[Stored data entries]

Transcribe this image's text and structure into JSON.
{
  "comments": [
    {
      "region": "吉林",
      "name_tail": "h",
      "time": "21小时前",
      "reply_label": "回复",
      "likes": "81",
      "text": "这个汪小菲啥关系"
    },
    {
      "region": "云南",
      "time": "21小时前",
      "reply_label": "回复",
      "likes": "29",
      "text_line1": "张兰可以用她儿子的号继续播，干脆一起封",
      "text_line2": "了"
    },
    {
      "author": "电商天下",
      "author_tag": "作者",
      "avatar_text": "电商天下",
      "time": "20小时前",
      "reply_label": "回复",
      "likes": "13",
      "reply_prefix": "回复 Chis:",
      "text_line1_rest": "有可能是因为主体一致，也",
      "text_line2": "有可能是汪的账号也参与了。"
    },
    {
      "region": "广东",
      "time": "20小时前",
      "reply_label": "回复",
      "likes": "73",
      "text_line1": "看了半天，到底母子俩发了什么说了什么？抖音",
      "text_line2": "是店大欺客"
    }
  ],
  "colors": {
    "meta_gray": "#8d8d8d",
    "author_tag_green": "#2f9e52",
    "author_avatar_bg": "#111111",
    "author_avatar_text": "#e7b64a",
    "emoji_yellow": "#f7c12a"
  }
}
--
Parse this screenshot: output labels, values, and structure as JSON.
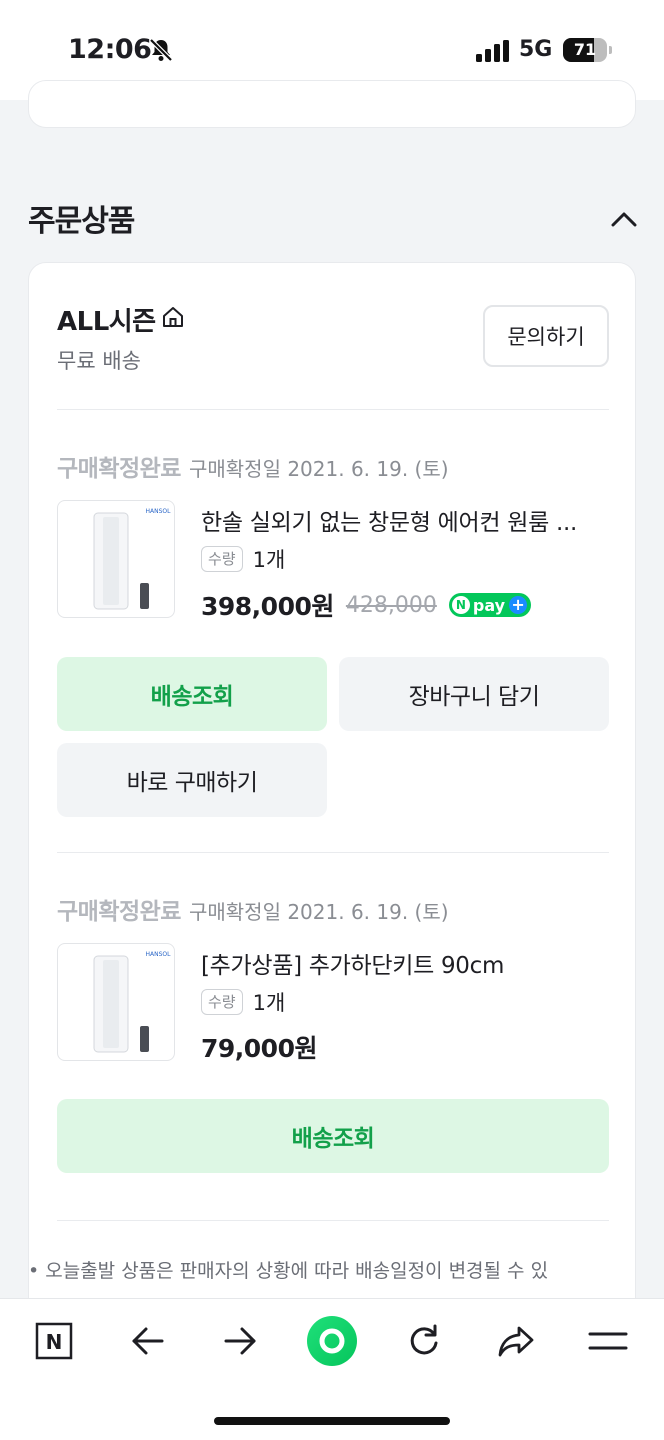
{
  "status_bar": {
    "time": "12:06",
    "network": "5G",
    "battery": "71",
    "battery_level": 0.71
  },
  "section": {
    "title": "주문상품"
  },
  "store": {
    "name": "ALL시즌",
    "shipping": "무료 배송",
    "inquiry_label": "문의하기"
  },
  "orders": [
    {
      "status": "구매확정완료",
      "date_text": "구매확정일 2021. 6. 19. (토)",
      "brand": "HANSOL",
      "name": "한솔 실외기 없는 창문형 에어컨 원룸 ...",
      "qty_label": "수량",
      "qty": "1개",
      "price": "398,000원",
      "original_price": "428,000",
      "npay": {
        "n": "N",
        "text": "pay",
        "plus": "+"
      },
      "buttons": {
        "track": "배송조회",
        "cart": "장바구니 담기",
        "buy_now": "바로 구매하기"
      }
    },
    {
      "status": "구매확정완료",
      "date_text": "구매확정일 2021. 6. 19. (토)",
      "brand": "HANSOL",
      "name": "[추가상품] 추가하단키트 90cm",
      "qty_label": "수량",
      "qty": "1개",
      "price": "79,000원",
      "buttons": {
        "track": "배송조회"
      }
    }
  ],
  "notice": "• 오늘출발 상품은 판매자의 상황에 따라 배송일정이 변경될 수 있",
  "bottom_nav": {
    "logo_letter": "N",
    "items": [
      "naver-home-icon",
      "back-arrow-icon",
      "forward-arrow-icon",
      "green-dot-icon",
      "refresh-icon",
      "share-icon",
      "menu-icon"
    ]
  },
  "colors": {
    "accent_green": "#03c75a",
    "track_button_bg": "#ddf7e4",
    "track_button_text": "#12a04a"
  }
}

TASK PROMPT:
Pick out each line in the material containing "structure".

EXERCISE RESPONSE:
Transcribe this image's text and structure into JSON.
Parse this screenshot: output labels, values, and structure as JSON.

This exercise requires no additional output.